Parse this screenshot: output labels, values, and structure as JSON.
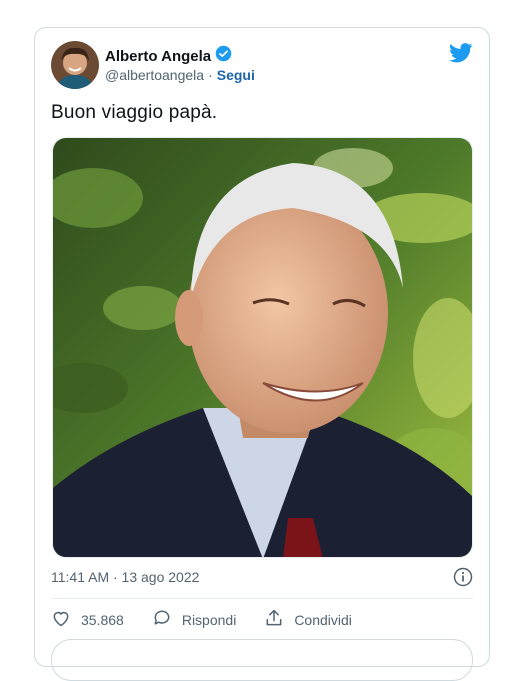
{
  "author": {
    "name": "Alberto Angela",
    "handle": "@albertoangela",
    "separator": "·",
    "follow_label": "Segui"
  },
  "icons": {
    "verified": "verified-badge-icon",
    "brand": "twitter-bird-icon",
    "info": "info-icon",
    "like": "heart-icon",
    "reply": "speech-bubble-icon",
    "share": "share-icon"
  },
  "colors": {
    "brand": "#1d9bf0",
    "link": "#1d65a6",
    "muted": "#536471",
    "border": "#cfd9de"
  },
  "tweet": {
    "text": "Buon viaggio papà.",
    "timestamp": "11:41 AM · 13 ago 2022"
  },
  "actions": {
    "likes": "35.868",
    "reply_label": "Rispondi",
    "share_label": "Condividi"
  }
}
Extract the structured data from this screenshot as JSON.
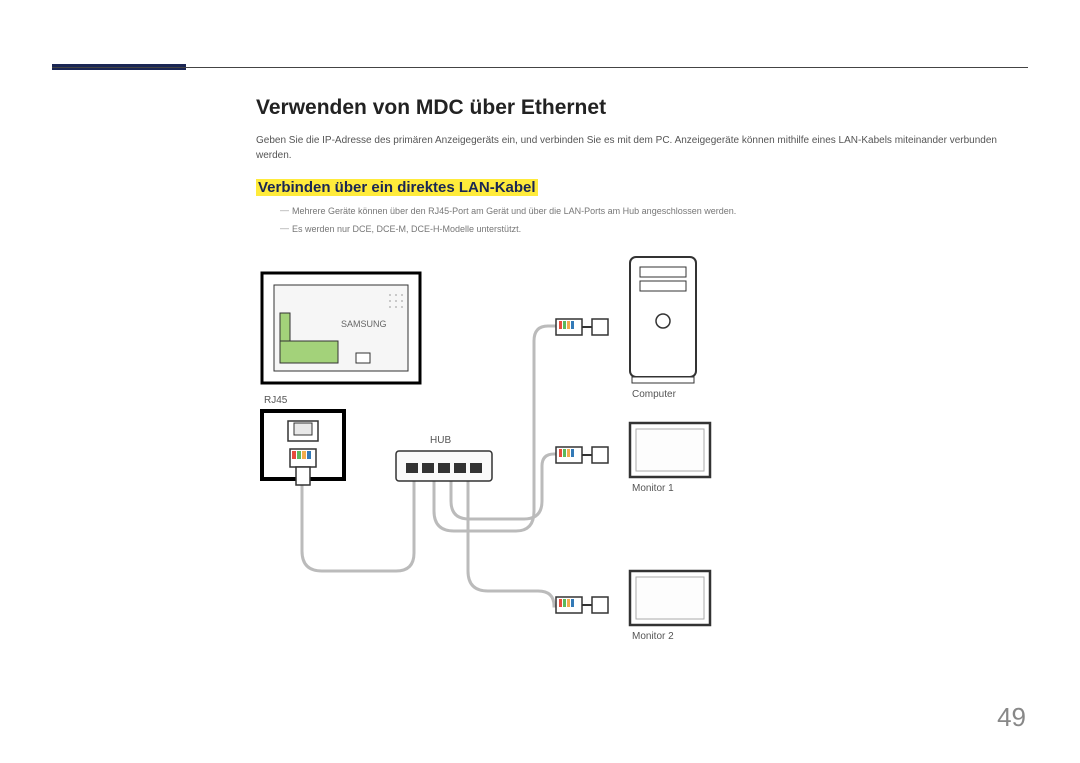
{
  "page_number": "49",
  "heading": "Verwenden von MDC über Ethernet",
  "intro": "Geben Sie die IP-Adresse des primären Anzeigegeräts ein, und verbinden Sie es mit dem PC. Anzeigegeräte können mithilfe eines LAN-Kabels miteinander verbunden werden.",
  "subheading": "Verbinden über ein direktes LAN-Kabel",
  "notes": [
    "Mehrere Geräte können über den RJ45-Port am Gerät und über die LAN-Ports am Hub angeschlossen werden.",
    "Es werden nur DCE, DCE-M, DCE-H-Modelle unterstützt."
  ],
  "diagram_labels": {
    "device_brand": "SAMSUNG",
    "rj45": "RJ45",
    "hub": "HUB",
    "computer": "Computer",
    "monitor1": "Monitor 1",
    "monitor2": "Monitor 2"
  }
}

^^^^^^^^

• **TASK REQUIREMENTS**
Restate the whole listing above exactly, except for its images.

• **FINISHED TASK**
Parse this screenshot: output labels, values, and structure as JSON.
{
  "author": {
    "name": "Alberto Angela",
    "handle": "@albertoangela",
    "separator": "·",
    "follow_label": "Segui"
  },
  "icons": {
    "verified": "verified-badge-icon",
    "brand": "twitter-bird-icon",
    "info": "info-icon",
    "like": "heart-icon",
    "reply": "speech-bubble-icon",
    "share": "share-icon"
  },
  "colors": {
    "brand": "#1d9bf0",
    "link": "#1d65a6",
    "muted": "#536471",
    "border": "#cfd9de"
  },
  "tweet": {
    "text": "Buon viaggio papà.",
    "timestamp": "11:41 AM · 13 ago 2022"
  },
  "actions": {
    "likes": "35.868",
    "reply_label": "Rispondi",
    "share_label": "Condividi"
  }
}
Extract the structured data from this screenshot as JSON.
{
  "page_number": "49",
  "heading": "Verwenden von MDC über Ethernet",
  "intro": "Geben Sie die IP-Adresse des primären Anzeigegeräts ein, und verbinden Sie es mit dem PC. Anzeigegeräte können mithilfe eines LAN-Kabels miteinander verbunden werden.",
  "subheading": "Verbinden über ein direktes LAN-Kabel",
  "notes": [
    "Mehrere Geräte können über den RJ45-Port am Gerät und über die LAN-Ports am Hub angeschlossen werden.",
    "Es werden nur DCE, DCE-M, DCE-H-Modelle unterstützt."
  ],
  "diagram_labels": {
    "device_brand": "SAMSUNG",
    "rj45": "RJ45",
    "hub": "HUB",
    "computer": "Computer",
    "monitor1": "Monitor 1",
    "monitor2": "Monitor 2"
  }
}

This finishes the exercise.